* [GOAL]: Please work out how many lines in the material contain "desacuerdo" and give only that figure.

[Records from a data collection]

::::::

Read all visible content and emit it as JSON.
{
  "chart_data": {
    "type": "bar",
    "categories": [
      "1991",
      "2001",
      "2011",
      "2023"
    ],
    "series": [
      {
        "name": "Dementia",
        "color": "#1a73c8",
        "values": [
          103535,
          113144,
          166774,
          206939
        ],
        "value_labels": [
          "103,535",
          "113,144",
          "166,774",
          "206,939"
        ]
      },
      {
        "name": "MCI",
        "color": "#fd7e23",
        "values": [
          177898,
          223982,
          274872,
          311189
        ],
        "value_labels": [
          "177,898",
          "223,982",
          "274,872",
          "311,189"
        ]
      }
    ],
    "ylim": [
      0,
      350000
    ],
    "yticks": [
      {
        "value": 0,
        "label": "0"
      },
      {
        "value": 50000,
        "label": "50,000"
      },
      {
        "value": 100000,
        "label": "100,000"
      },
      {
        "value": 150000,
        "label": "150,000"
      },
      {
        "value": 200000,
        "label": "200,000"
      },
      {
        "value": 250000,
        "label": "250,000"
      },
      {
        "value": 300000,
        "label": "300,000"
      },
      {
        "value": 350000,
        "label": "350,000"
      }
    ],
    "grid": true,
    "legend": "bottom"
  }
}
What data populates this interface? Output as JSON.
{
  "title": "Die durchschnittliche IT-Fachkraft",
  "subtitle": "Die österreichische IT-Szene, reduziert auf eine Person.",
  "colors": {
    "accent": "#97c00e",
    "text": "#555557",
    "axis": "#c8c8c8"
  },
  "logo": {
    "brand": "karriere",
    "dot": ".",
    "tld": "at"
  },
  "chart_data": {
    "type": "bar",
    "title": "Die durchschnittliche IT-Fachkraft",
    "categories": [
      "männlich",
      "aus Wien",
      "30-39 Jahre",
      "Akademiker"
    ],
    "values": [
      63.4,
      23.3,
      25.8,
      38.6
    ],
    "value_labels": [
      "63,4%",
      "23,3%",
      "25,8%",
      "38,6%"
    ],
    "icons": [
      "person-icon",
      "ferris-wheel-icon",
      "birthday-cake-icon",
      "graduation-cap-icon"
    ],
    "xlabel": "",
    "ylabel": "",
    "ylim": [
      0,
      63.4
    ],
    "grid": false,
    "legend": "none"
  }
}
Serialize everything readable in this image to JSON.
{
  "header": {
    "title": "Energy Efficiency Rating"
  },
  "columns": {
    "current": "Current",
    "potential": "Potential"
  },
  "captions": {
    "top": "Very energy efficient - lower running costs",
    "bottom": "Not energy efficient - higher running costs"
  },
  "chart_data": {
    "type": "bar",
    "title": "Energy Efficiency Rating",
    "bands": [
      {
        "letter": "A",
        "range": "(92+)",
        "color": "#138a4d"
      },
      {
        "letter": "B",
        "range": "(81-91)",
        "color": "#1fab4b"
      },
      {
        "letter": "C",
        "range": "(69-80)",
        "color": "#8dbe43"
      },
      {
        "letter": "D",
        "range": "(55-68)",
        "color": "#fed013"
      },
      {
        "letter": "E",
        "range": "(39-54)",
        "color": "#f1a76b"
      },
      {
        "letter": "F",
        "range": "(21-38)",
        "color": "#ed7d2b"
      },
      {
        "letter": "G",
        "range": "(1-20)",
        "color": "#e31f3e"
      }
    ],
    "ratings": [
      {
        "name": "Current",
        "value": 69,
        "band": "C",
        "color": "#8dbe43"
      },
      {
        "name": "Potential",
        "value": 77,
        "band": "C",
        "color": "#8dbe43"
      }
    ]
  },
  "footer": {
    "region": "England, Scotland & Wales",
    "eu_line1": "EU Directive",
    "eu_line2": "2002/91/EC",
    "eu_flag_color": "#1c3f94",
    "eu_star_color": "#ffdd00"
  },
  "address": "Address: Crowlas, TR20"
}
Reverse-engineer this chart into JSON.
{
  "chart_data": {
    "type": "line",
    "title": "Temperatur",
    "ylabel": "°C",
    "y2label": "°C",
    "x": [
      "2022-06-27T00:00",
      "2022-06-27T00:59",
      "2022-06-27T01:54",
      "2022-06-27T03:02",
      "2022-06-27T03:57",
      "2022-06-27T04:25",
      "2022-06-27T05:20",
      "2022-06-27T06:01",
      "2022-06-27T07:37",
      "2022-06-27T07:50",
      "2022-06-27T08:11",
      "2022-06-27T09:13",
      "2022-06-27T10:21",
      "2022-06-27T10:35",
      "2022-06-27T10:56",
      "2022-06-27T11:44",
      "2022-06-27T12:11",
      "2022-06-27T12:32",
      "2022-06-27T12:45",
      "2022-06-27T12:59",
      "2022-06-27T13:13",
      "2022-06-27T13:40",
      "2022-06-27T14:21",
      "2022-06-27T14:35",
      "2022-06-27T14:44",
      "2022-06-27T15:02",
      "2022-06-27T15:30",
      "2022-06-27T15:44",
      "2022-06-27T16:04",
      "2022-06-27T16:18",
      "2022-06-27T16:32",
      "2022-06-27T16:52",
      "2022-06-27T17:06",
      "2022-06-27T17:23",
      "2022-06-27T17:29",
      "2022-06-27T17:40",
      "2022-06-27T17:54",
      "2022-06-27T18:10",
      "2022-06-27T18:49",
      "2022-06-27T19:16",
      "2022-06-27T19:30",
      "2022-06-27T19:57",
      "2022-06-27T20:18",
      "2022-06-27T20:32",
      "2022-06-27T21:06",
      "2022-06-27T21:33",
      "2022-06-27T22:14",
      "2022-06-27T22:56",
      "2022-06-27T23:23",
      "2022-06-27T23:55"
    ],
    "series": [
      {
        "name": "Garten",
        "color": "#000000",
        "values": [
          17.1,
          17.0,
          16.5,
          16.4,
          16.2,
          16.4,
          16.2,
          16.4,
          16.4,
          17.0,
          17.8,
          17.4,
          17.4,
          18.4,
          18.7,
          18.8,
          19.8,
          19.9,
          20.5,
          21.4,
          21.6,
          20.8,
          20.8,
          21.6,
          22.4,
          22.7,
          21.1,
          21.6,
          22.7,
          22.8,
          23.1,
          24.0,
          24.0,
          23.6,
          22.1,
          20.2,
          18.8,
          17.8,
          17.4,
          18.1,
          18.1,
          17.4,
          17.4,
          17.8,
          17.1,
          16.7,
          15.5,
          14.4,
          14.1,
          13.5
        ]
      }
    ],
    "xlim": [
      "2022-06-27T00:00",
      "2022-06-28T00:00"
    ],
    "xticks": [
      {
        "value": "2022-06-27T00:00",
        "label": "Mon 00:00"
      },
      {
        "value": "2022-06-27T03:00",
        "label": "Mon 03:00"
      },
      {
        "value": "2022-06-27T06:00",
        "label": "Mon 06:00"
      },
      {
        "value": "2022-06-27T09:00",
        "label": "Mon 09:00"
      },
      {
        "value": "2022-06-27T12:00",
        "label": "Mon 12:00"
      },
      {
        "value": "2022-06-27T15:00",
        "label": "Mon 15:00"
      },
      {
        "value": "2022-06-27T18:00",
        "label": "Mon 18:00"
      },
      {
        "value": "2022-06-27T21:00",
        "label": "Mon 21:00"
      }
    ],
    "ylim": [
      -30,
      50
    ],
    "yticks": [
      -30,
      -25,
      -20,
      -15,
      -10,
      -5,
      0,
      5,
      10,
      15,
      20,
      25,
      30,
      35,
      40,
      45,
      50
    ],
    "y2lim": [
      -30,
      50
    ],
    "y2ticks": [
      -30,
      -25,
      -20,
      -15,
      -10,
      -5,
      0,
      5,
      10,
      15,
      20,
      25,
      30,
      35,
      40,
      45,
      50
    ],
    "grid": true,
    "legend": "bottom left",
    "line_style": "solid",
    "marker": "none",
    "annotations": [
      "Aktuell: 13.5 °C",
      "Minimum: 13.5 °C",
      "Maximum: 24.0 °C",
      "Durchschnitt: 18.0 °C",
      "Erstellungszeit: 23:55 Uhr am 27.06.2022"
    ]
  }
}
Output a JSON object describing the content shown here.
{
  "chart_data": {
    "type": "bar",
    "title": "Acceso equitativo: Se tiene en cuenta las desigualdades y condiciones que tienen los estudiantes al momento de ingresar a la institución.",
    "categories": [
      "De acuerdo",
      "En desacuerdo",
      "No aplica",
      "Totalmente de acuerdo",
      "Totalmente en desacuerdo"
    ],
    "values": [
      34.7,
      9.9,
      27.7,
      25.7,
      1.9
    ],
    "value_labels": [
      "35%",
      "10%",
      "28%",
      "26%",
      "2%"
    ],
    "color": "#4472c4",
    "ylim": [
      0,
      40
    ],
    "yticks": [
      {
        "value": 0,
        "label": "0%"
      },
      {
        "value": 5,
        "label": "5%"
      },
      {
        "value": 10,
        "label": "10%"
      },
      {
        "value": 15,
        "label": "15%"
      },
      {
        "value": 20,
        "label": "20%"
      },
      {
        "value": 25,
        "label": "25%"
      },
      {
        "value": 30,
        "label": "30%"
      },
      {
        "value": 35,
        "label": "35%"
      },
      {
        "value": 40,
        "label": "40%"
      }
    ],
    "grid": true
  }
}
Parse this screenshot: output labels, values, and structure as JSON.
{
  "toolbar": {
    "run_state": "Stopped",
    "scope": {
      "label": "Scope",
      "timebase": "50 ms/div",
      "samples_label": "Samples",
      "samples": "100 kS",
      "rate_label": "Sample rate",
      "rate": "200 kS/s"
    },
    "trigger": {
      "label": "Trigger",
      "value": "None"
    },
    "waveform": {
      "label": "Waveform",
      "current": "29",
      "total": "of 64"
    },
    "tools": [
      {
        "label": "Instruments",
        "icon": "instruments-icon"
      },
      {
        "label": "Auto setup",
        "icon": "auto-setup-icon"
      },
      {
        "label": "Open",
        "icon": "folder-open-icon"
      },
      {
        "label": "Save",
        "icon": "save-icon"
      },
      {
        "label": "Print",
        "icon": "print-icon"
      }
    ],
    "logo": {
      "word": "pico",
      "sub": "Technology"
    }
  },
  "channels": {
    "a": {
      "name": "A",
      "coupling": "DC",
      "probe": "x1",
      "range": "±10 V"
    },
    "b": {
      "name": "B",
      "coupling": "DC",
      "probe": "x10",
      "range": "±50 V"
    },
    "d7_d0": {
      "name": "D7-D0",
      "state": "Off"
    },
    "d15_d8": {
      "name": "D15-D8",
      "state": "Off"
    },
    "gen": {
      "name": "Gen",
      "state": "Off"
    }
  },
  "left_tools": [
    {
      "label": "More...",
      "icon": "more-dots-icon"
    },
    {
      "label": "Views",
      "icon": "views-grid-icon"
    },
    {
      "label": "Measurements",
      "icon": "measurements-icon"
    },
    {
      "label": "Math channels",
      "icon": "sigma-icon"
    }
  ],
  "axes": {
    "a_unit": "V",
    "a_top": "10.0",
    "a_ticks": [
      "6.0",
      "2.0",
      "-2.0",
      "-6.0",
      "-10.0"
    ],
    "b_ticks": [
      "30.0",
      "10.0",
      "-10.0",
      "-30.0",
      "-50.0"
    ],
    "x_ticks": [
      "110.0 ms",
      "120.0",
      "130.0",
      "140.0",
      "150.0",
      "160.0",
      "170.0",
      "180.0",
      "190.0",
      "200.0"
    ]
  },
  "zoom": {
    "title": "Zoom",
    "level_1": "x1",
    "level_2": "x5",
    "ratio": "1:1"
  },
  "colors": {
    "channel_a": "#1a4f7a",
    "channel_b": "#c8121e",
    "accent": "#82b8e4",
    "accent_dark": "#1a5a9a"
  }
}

::::::

* [RESULT BELOW]: 2